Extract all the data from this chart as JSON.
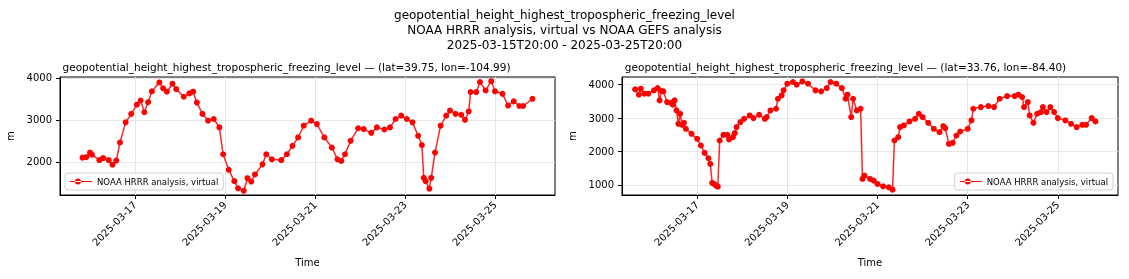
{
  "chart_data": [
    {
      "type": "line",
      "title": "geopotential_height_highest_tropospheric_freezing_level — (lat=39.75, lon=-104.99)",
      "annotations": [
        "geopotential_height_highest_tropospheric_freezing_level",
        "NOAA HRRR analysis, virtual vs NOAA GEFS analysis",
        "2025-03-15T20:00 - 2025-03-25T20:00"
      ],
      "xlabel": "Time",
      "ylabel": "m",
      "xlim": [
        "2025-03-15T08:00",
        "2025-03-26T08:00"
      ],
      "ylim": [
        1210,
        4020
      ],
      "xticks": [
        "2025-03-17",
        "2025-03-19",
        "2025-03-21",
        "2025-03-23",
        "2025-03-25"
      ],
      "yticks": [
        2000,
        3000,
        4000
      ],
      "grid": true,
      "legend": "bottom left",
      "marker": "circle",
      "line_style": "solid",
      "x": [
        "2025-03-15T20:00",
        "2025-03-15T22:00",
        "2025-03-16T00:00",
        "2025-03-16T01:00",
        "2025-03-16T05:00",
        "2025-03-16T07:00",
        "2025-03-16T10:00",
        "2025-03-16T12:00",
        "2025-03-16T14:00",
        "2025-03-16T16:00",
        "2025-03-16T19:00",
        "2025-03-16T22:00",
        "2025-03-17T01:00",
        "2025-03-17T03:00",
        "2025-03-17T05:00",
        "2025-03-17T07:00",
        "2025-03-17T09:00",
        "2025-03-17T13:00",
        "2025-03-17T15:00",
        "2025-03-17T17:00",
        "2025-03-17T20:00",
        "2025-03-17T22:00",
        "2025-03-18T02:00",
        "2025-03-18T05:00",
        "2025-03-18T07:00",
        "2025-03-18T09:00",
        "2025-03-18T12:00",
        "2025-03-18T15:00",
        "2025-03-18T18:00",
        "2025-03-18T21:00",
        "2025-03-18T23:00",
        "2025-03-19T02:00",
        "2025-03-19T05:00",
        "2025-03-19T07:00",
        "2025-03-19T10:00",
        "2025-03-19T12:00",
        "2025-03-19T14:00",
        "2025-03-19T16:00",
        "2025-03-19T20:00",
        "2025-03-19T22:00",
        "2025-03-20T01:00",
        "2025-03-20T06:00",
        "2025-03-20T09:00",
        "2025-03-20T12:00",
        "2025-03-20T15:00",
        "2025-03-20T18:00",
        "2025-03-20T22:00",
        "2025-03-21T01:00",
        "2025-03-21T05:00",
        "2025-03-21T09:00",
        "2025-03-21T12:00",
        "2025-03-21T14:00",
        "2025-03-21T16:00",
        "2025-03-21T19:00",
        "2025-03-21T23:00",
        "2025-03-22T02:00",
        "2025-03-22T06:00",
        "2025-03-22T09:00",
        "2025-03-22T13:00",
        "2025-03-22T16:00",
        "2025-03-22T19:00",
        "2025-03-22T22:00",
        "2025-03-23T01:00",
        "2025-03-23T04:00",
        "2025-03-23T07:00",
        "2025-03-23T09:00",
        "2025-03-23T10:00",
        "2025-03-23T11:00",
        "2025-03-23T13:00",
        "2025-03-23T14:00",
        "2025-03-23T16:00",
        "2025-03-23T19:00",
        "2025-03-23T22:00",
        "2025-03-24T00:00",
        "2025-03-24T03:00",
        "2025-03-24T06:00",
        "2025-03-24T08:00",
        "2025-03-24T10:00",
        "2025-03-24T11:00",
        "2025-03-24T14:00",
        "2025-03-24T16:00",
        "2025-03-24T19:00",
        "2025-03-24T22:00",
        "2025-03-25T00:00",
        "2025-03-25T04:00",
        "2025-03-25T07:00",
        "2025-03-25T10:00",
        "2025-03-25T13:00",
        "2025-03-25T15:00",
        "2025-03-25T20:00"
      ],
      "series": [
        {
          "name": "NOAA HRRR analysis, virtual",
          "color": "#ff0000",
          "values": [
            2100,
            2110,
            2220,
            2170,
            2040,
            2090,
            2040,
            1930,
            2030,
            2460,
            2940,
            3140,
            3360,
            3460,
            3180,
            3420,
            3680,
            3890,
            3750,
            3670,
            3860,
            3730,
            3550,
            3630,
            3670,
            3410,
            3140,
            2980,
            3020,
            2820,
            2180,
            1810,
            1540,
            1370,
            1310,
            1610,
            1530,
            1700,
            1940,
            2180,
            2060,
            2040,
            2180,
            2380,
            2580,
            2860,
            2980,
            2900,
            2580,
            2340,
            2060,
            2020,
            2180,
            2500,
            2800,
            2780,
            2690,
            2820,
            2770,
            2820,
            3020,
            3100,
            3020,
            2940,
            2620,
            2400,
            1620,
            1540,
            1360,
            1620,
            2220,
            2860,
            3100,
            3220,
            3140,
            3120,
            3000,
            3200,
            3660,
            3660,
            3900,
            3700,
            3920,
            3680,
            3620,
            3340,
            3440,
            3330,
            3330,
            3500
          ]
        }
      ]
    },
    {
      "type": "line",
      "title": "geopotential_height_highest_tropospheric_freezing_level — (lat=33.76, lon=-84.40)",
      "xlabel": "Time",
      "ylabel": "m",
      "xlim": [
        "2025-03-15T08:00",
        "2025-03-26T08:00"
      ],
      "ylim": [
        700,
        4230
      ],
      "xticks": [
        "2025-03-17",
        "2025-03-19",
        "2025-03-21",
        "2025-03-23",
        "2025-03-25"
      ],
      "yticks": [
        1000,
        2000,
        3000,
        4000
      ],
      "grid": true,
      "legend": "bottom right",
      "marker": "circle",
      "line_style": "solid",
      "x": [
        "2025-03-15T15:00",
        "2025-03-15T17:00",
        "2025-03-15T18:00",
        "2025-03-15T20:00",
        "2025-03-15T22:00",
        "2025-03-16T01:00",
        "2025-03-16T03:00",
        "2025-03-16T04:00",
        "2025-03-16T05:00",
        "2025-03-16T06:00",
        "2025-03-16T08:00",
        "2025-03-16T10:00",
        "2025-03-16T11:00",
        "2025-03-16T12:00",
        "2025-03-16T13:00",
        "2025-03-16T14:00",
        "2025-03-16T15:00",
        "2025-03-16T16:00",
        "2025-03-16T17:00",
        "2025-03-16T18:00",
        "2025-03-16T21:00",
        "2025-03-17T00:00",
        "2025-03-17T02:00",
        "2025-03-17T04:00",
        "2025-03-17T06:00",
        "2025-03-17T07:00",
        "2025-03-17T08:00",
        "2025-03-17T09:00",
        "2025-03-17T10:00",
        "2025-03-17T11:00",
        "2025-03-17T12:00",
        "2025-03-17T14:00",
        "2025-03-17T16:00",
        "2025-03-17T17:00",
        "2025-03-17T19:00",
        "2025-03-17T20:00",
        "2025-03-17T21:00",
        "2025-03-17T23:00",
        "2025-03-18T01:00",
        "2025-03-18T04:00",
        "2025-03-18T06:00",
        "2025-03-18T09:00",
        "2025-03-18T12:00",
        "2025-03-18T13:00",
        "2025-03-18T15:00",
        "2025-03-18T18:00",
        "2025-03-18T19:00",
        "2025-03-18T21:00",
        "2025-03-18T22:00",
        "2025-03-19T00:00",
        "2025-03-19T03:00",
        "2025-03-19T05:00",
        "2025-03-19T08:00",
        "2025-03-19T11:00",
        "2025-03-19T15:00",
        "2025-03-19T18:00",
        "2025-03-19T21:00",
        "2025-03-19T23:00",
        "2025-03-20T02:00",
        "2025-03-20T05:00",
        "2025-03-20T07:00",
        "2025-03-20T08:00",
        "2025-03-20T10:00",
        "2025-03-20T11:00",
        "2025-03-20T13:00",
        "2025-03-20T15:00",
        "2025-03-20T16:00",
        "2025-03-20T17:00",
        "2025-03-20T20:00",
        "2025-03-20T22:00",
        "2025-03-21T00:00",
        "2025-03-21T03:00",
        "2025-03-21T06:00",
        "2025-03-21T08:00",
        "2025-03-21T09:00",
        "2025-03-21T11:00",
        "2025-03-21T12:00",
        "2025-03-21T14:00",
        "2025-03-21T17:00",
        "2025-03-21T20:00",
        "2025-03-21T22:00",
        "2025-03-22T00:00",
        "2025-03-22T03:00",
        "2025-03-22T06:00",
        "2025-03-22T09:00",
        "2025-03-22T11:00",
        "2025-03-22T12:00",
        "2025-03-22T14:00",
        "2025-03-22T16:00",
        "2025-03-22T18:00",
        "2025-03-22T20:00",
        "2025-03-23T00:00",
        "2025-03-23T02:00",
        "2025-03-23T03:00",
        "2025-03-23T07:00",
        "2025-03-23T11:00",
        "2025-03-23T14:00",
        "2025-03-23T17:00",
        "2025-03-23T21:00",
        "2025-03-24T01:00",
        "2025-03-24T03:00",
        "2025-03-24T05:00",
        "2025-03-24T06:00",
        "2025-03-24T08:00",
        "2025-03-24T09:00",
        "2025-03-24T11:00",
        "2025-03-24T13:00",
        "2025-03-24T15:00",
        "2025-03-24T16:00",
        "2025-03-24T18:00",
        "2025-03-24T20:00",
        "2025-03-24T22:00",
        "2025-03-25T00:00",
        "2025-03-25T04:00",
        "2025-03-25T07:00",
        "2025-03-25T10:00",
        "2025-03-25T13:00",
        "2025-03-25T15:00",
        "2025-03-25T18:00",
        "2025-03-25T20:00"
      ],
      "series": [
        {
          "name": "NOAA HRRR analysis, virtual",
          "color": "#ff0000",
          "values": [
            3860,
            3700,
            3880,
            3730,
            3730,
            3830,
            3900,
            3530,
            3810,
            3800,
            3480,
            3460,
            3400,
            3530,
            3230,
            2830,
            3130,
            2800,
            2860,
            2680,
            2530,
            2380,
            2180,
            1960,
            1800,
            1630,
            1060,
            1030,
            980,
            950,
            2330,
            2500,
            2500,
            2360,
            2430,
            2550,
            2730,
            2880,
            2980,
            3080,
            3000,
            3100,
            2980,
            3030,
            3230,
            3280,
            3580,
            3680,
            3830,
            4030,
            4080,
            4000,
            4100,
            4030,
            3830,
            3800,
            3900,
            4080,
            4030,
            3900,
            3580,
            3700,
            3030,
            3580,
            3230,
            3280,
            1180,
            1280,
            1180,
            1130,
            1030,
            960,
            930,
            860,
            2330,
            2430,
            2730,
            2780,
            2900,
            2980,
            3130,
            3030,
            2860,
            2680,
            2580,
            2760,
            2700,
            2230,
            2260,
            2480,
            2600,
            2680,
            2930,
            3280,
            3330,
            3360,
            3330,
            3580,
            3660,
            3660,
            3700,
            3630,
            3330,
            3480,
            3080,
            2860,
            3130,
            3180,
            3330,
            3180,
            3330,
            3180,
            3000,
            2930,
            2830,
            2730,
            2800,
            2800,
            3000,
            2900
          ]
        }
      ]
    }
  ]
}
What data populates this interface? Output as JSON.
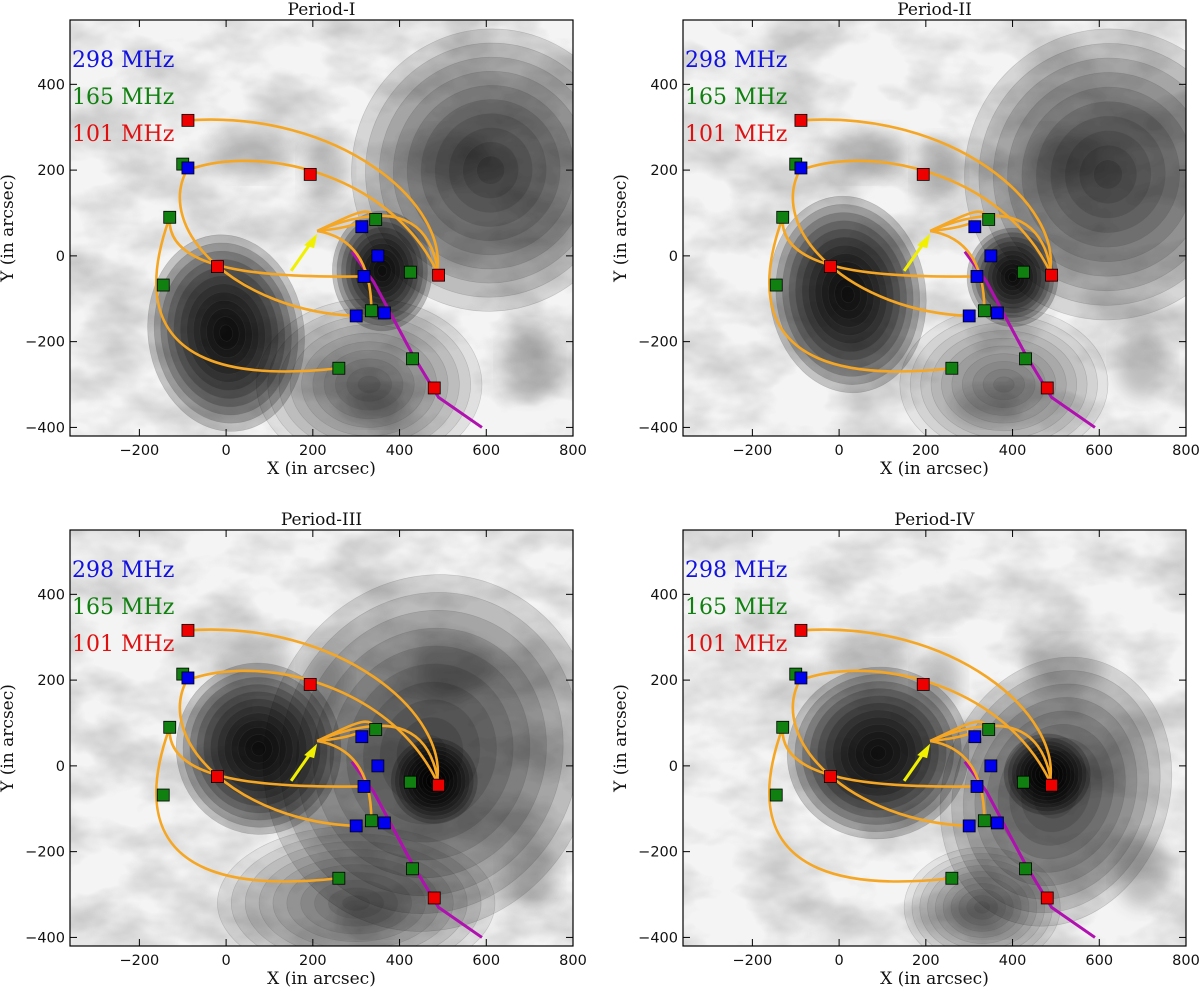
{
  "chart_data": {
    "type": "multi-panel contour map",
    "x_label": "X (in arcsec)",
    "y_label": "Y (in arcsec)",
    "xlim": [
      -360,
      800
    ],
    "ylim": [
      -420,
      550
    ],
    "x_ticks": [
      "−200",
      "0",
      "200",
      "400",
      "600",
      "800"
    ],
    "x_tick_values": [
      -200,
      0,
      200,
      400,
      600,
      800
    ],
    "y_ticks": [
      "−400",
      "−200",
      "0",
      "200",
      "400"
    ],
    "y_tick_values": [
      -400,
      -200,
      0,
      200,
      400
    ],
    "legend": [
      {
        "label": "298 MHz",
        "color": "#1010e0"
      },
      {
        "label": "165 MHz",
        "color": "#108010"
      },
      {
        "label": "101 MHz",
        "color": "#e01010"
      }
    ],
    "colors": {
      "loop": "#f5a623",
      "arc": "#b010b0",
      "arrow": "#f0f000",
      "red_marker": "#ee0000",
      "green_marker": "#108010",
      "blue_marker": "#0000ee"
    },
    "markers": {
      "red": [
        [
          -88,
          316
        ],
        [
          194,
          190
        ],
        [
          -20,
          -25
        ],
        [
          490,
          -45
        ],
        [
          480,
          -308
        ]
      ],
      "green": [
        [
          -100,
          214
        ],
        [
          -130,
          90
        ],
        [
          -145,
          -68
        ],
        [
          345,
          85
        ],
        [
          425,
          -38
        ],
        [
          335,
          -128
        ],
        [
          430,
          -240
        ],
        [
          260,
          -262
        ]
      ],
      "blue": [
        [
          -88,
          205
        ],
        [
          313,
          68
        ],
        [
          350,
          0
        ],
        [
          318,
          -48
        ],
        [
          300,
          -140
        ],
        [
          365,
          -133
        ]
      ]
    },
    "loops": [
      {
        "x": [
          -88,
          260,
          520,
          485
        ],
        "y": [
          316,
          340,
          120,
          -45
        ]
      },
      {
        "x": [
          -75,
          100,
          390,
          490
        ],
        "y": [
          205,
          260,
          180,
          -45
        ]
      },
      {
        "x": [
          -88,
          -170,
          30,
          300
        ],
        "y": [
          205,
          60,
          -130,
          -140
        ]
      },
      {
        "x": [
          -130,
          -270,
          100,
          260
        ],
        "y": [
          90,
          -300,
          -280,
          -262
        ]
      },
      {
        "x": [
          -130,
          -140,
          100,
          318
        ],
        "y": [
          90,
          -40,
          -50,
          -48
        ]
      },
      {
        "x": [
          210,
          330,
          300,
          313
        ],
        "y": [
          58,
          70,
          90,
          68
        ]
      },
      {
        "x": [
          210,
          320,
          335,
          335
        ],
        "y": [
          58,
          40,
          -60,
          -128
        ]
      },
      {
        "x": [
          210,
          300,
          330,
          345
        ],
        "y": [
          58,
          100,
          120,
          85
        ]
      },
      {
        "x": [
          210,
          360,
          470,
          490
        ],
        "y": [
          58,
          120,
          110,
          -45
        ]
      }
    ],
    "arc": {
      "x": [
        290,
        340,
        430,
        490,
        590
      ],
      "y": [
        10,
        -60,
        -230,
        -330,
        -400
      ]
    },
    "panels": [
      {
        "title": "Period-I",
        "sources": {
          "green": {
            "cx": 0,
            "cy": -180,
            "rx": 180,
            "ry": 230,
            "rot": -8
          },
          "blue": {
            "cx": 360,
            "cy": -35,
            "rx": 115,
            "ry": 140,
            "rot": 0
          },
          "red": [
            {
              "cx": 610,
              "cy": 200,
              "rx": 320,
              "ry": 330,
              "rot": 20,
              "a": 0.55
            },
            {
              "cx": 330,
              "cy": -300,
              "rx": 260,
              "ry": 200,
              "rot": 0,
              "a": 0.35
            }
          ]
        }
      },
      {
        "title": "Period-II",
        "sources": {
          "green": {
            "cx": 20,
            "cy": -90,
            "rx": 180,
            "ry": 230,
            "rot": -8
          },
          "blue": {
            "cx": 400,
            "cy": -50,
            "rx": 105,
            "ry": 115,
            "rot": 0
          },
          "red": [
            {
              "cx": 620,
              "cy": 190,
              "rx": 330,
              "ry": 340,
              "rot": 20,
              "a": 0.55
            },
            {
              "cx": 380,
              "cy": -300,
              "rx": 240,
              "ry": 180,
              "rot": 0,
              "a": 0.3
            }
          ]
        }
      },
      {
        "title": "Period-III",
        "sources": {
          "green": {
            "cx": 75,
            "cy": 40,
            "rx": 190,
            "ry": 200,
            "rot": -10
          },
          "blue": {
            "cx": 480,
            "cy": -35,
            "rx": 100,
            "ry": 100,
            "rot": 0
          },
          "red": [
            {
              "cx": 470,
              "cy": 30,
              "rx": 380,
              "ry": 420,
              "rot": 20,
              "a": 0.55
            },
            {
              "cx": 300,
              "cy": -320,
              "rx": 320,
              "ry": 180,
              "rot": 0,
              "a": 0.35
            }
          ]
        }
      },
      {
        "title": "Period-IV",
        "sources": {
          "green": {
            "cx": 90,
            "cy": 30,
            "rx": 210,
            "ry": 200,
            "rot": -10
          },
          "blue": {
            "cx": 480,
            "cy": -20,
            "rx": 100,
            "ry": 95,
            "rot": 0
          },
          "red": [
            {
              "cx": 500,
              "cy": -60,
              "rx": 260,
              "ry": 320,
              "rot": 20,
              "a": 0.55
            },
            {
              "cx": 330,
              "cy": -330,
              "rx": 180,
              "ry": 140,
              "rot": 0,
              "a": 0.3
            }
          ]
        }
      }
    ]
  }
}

+ + + + + + +

*Exercise details*: Tell how many lines contain the word "this", using only the number.

*In response*: 2